§ **Data shown**:
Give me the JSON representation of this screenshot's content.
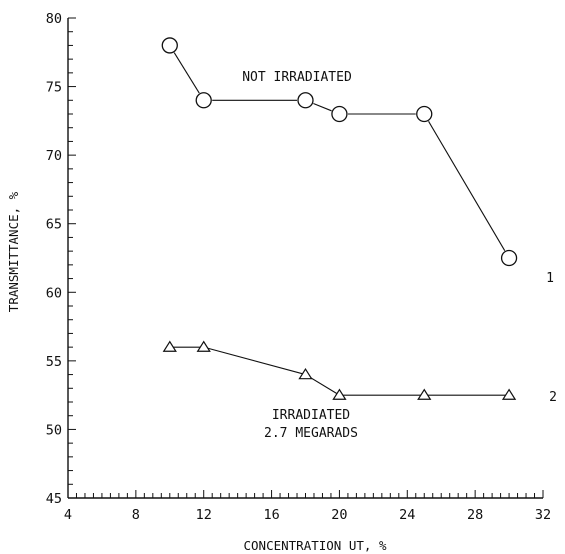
{
  "chart_data": {
    "type": "line",
    "xlabel": "CONCENTRATION UT, %",
    "ylabel": "TRANSMITTANCE, %",
    "xlim": [
      4,
      32
    ],
    "ylim": [
      45,
      80
    ],
    "xticks": [
      4,
      8,
      12,
      16,
      20,
      24,
      28,
      32
    ],
    "yticks": [
      45,
      50,
      55,
      60,
      65,
      70,
      75,
      80
    ],
    "grid": false,
    "series": [
      {
        "name": "1",
        "marker": "circle",
        "annotation": "NOT IRRADIATED",
        "x": [
          10,
          12,
          18,
          20,
          25,
          30
        ],
        "y": [
          78,
          74,
          74,
          73,
          73,
          62.5
        ]
      },
      {
        "name": "2",
        "marker": "triangle",
        "annotation": [
          "IRRADIATED",
          "2.7 MEGARADS"
        ],
        "x": [
          10,
          12,
          18,
          20,
          25,
          30
        ],
        "y": [
          56,
          56,
          54,
          52.5,
          52.5,
          52.5
        ]
      }
    ]
  },
  "colors": {
    "ink": "#111111",
    "background": "#ffffff"
  }
}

§ **Task objective**:
Print every entry exactly as written, without the pictures.

§ **Task answer**:
Give me the JSON representation of this screenshot's content.
{
  "chart_data": {
    "type": "line",
    "xlabel": "CONCENTRATION UT, %",
    "ylabel": "TRANSMITTANCE, %",
    "xlim": [
      4,
      32
    ],
    "ylim": [
      45,
      80
    ],
    "xticks": [
      4,
      8,
      12,
      16,
      20,
      24,
      28,
      32
    ],
    "yticks": [
      45,
      50,
      55,
      60,
      65,
      70,
      75,
      80
    ],
    "grid": false,
    "series": [
      {
        "name": "1",
        "marker": "circle",
        "annotation": "NOT IRRADIATED",
        "x": [
          10,
          12,
          18,
          20,
          25,
          30
        ],
        "y": [
          78,
          74,
          74,
          73,
          73,
          62.5
        ]
      },
      {
        "name": "2",
        "marker": "triangle",
        "annotation": [
          "IRRADIATED",
          "2.7 MEGARADS"
        ],
        "x": [
          10,
          12,
          18,
          20,
          25,
          30
        ],
        "y": [
          56,
          56,
          54,
          52.5,
          52.5,
          52.5
        ]
      }
    ]
  },
  "colors": {
    "ink": "#111111",
    "background": "#ffffff"
  }
}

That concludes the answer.